* What the exercise asks
Scan the records for the string "guenons"; copy each line where it occurs.

*-*-*

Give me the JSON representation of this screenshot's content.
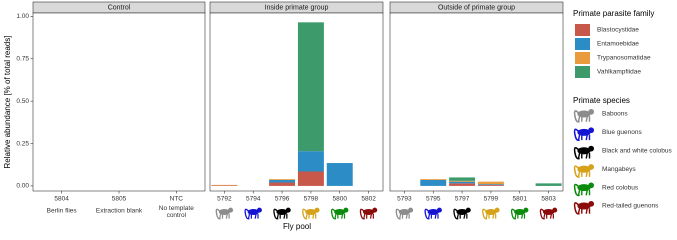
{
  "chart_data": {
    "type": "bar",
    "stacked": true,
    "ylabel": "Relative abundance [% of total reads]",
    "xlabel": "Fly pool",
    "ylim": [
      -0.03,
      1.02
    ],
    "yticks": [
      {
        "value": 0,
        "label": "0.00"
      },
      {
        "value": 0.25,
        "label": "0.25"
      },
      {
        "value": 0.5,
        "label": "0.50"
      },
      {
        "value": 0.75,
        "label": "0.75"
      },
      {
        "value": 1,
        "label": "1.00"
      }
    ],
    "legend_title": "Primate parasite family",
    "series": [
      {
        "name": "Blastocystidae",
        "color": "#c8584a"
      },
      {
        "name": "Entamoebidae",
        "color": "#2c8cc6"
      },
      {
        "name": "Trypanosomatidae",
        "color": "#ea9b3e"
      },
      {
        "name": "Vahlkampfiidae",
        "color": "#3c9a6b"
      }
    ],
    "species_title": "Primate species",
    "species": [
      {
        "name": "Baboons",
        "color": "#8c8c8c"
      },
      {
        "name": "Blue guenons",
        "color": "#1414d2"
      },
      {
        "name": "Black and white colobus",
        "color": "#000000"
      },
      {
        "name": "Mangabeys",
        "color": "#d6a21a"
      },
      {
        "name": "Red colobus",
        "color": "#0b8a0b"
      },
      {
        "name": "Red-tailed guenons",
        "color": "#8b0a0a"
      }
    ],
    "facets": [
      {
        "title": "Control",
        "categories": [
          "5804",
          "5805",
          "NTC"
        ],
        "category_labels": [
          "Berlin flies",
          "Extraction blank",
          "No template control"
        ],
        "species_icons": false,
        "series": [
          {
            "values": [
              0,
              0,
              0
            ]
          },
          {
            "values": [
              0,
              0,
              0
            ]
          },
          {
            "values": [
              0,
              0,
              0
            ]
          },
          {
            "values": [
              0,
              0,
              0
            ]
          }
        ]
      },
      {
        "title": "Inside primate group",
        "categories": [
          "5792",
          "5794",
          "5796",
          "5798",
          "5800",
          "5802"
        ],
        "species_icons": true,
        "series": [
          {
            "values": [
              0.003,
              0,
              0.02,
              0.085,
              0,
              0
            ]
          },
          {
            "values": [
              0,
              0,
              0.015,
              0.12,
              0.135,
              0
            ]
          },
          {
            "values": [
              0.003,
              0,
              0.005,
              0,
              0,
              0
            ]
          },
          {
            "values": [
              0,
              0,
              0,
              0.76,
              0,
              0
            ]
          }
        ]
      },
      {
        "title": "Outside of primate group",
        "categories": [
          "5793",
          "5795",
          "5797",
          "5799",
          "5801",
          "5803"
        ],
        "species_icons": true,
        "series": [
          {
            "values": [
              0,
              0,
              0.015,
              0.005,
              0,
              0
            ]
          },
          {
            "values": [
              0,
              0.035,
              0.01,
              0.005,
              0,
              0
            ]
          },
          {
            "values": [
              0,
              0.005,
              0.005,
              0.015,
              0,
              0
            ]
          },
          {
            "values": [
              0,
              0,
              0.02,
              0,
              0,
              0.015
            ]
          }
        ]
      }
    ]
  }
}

*-*-*

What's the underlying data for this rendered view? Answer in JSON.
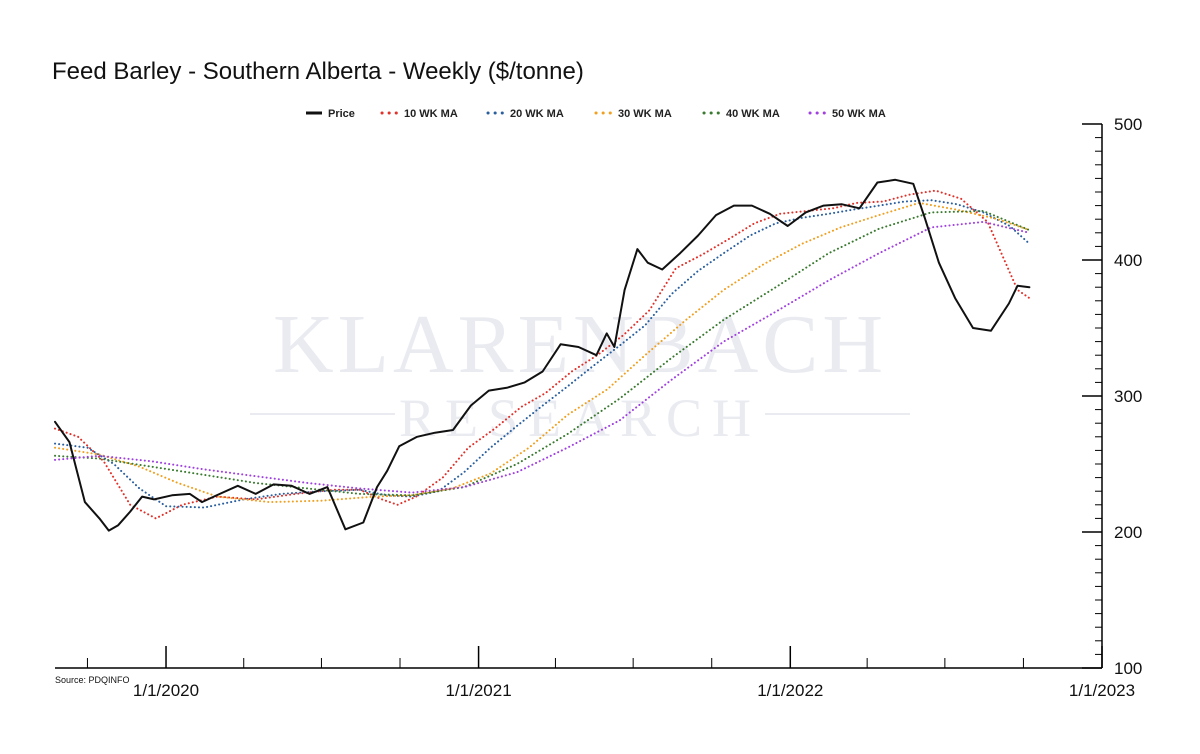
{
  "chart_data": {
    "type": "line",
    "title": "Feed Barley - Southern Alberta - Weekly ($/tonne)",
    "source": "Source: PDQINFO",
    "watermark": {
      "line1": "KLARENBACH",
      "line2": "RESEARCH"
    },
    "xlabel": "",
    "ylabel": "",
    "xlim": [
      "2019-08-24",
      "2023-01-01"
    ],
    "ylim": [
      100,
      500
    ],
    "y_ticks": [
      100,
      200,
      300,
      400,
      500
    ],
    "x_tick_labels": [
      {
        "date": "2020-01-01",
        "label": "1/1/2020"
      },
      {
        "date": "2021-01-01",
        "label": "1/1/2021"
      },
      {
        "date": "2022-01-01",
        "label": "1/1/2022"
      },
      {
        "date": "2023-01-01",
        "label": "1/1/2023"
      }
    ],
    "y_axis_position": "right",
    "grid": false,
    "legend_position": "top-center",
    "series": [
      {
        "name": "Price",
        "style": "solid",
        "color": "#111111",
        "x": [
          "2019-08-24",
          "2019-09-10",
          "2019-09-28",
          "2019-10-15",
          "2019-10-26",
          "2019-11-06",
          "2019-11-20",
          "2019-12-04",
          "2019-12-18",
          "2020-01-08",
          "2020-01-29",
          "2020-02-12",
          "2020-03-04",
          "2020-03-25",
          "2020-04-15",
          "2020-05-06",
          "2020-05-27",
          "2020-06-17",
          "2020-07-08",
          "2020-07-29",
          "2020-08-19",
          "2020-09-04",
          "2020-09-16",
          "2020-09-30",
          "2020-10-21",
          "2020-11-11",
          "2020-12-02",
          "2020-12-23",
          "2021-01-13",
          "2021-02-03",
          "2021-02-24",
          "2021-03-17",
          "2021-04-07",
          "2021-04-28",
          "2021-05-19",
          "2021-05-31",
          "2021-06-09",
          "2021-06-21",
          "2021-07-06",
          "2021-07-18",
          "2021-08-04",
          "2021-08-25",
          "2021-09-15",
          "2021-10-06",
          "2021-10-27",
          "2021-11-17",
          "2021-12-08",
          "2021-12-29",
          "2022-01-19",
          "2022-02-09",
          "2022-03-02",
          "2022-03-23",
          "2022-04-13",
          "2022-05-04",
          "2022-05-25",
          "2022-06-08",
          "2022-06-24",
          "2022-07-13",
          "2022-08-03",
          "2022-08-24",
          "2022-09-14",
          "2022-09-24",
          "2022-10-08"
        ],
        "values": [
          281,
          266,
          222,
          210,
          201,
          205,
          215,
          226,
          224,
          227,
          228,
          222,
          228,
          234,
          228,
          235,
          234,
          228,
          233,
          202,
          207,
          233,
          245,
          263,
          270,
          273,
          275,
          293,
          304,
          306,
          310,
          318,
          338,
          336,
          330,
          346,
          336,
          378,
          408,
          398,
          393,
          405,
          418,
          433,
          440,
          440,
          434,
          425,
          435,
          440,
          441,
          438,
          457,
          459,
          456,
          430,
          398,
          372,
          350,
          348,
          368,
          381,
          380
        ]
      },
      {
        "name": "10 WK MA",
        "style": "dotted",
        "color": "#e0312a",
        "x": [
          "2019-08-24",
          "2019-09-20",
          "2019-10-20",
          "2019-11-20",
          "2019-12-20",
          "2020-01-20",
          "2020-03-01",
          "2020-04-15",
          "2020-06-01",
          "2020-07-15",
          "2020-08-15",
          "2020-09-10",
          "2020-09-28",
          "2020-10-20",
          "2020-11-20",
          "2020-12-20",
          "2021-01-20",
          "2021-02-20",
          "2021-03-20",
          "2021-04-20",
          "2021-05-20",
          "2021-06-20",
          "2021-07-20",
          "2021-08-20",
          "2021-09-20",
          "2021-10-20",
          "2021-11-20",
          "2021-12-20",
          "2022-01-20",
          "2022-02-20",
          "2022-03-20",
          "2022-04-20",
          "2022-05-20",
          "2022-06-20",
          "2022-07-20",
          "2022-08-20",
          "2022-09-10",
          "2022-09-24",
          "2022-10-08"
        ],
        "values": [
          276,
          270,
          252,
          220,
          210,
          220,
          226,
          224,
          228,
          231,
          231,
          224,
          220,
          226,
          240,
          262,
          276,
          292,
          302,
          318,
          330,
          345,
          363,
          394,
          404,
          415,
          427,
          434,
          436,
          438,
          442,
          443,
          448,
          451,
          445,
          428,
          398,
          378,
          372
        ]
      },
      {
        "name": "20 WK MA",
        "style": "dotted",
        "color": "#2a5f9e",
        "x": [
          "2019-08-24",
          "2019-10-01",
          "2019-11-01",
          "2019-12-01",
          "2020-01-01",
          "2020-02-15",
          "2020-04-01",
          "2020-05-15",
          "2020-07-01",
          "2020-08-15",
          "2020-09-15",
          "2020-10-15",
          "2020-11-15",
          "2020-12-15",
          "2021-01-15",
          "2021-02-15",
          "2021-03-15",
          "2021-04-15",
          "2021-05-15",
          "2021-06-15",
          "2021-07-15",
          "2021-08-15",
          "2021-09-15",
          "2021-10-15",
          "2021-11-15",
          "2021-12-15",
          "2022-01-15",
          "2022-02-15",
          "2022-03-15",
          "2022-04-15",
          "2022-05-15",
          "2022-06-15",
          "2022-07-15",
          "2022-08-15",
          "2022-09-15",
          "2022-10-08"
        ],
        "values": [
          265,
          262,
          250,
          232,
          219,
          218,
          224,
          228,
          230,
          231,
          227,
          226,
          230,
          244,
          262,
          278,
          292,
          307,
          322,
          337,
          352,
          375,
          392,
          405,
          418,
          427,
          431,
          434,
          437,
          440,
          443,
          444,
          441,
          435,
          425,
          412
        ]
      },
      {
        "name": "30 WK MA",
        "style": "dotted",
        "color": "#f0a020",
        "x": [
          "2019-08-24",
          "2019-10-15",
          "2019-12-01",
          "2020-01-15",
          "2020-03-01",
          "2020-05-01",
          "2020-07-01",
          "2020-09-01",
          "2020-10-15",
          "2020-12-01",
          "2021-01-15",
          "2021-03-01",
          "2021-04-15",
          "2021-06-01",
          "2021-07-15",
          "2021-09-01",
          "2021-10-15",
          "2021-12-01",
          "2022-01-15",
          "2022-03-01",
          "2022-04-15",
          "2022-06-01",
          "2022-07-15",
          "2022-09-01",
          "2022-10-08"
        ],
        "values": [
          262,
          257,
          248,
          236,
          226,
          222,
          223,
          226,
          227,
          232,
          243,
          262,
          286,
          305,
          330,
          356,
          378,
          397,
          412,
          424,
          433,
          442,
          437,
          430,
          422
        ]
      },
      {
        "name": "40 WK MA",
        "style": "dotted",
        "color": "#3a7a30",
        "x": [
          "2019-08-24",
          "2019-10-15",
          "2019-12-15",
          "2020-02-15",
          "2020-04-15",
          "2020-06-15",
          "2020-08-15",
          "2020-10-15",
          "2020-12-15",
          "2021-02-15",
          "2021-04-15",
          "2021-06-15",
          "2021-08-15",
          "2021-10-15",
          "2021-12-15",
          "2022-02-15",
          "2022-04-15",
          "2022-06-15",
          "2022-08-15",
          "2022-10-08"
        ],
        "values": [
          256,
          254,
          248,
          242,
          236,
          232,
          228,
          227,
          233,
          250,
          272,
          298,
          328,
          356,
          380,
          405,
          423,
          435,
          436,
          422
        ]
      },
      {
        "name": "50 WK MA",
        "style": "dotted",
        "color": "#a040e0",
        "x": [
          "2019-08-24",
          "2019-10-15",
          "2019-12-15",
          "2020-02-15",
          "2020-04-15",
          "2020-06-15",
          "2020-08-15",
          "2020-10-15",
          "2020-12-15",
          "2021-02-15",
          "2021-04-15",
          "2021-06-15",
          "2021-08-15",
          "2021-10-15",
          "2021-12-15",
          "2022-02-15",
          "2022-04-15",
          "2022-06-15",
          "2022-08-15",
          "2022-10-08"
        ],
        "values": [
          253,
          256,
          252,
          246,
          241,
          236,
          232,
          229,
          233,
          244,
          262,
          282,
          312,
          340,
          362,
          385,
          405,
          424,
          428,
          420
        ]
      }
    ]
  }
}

*-*-*

* Solution to the exercise
        "name": "Blue guenons",
        "name": "Red-tailed guenons",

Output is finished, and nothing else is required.